--- START OF Extracted information ---
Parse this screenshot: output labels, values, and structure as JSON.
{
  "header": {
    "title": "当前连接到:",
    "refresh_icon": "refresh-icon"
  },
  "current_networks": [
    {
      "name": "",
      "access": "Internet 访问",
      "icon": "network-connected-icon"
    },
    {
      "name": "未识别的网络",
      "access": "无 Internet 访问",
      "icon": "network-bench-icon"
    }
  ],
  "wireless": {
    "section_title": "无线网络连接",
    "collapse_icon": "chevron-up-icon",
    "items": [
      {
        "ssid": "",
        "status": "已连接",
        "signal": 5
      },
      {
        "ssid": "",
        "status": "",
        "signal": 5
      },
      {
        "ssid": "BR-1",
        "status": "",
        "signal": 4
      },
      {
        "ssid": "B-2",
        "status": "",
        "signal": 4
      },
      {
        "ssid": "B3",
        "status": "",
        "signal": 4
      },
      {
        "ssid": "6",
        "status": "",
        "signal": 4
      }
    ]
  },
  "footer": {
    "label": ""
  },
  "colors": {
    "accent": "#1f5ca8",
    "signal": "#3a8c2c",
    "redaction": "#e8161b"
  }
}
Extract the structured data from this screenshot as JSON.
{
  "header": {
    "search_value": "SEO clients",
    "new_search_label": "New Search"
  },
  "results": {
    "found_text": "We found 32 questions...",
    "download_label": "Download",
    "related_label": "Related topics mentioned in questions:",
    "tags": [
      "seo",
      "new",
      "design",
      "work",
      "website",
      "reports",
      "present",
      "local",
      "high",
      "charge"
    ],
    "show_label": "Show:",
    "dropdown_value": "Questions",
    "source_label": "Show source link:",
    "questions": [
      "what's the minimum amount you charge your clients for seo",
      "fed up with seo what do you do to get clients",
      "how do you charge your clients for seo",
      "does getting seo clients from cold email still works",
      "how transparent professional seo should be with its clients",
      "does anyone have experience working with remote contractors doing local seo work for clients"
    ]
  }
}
--- END OF Extracted information ---
--- START OF Extracted information ---
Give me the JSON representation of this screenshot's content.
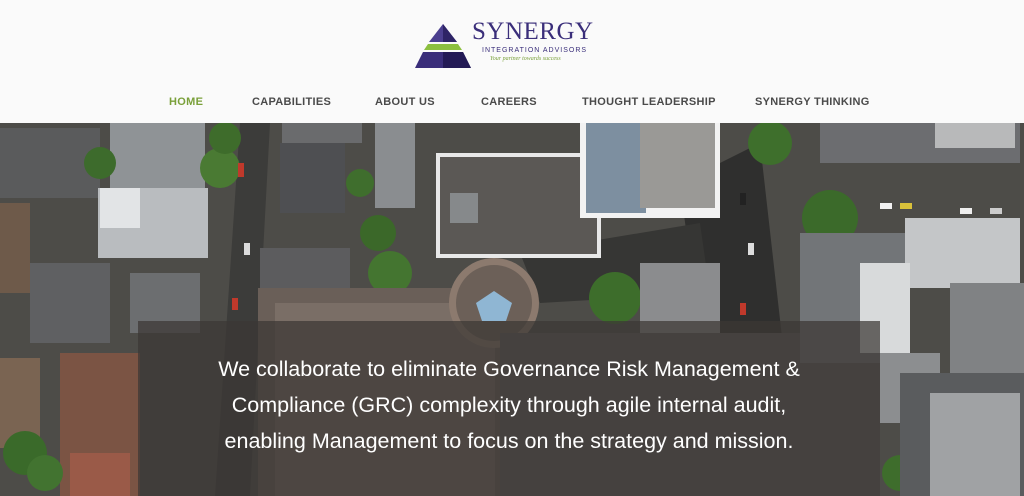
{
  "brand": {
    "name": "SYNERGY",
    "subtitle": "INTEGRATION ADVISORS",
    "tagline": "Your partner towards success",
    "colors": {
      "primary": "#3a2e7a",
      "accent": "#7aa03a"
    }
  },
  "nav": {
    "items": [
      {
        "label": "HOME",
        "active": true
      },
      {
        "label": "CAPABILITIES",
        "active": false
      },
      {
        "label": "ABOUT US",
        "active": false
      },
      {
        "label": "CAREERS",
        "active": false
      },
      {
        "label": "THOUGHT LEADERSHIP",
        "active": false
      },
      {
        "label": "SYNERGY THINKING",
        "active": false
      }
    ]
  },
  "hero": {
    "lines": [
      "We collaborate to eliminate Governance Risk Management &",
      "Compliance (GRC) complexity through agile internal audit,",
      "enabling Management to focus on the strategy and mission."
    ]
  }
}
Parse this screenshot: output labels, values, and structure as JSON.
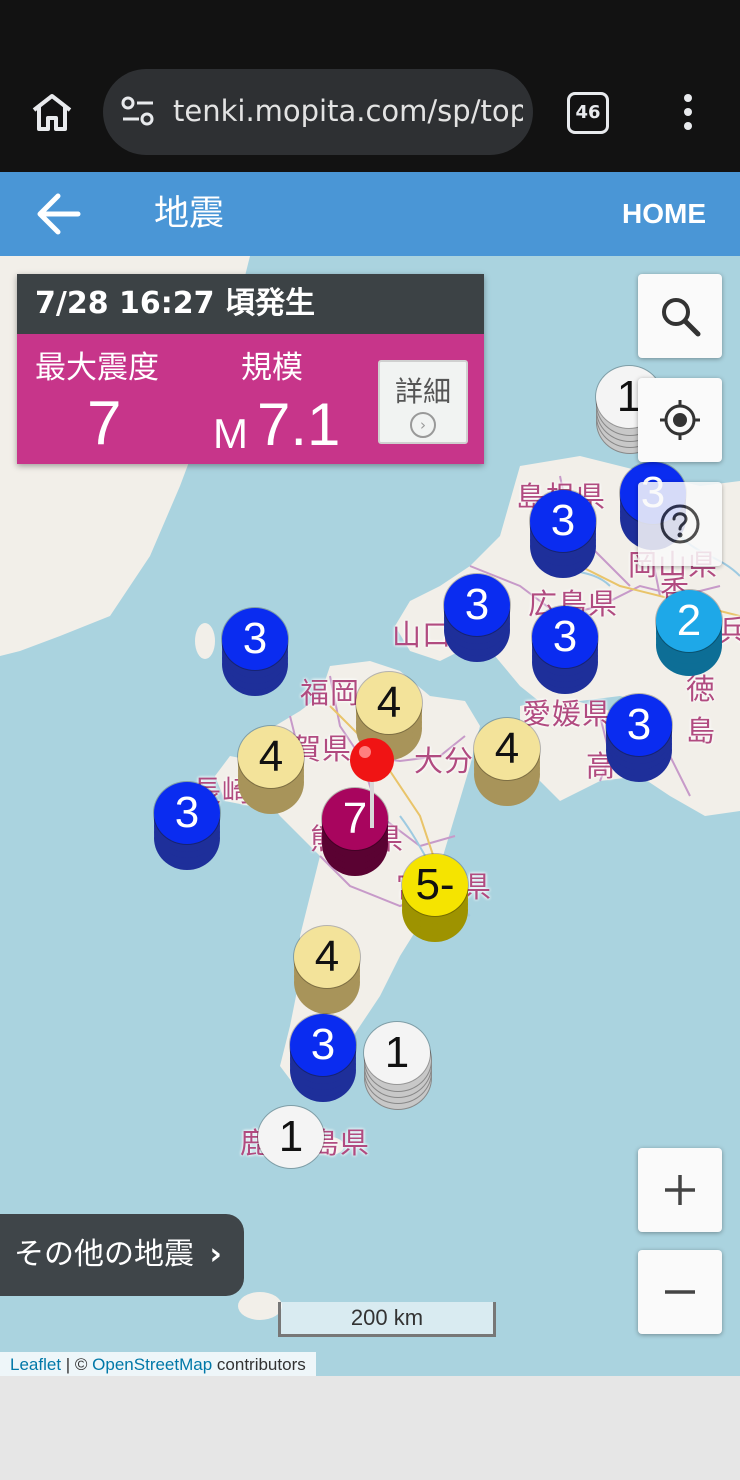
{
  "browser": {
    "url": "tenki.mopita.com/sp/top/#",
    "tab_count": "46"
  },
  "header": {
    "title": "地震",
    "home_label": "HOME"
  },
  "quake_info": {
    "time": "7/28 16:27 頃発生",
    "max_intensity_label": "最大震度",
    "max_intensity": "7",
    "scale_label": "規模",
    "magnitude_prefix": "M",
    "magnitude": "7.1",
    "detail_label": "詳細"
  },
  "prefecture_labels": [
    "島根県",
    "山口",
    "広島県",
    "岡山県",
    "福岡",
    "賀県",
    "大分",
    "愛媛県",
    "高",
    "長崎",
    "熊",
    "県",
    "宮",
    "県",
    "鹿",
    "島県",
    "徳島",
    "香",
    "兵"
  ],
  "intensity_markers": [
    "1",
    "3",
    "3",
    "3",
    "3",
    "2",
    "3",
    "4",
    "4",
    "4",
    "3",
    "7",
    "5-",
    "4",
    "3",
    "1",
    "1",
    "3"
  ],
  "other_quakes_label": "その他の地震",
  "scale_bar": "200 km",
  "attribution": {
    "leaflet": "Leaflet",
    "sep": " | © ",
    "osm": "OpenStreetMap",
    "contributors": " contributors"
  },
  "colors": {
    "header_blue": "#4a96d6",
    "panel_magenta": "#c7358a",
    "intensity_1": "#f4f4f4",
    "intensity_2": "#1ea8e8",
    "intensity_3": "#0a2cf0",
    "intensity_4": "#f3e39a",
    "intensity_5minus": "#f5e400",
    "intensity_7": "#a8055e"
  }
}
--- END OF Extracted information ---
Report how many lines of the preceding records include "does". Output the number only.

# Result of this task:
2